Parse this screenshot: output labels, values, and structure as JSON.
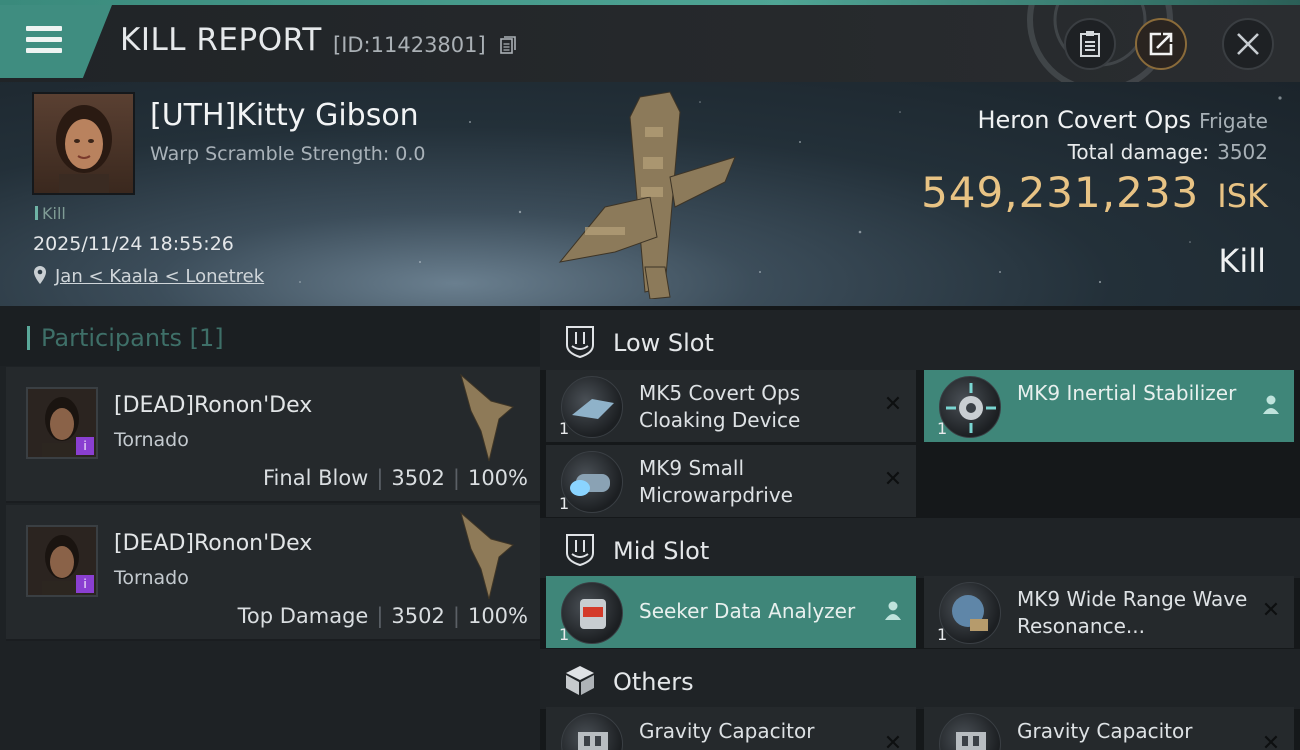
{
  "header": {
    "title": "KILL REPORT",
    "report_id": "[ID:11423801]"
  },
  "victim": {
    "name": "[UTH]Kitty Gibson",
    "scramble": "Warp Scramble Strength: 0.0",
    "kill_tag": "Kill",
    "timestamp": "2025/11/24 18:55:26",
    "location": "Jan < Kaala < Lonetrek",
    "ship": "Heron Covert Ops",
    "ship_class": "Frigate",
    "damage_label": "Total damage:",
    "damage": "3502",
    "isk_value": "549,231,233",
    "isk_unit": "ISK",
    "result": "Kill"
  },
  "participants": {
    "title": "Participants [1]",
    "items": [
      {
        "name": "[DEAD]Ronon'Dex",
        "ship": "Tornado",
        "role": "Final Blow",
        "damage": "3502",
        "percent": "100%"
      },
      {
        "name": "[DEAD]Ronon'Dex",
        "ship": "Tornado",
        "role": "Top Damage",
        "damage": "3502",
        "percent": "100%"
      }
    ]
  },
  "sections": {
    "low": "Low Slot",
    "mid": "Mid Slot",
    "others": "Others"
  },
  "modules": {
    "low": [
      {
        "name": "MK5 Covert Ops Cloaking Device",
        "qty": "1"
      },
      {
        "name": "MK9 Inertial Stabilizer",
        "qty": "1"
      },
      {
        "name": "MK9 Small Microwarpdrive",
        "qty": "1"
      }
    ],
    "mid": [
      {
        "name": "Seeker Data Analyzer",
        "qty": "1"
      },
      {
        "name": "MK9 Wide Range Wave Resonance...",
        "qty": "1"
      }
    ],
    "others": [
      {
        "name": "Gravity Capacitor"
      },
      {
        "name": "Gravity Capacitor"
      }
    ]
  },
  "colors": {
    "accent": "#3f8679",
    "isk": "#e8c384"
  }
}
☆ ☆ ☆ ☆ ☆
▸ **Written instruction**: From the entries above, collect every line with the string "Covert" in it.

▸ **The output**:
    "ship": "Heron Covert Ops",
        "name": "MK5 Covert Ops Cloaking Device",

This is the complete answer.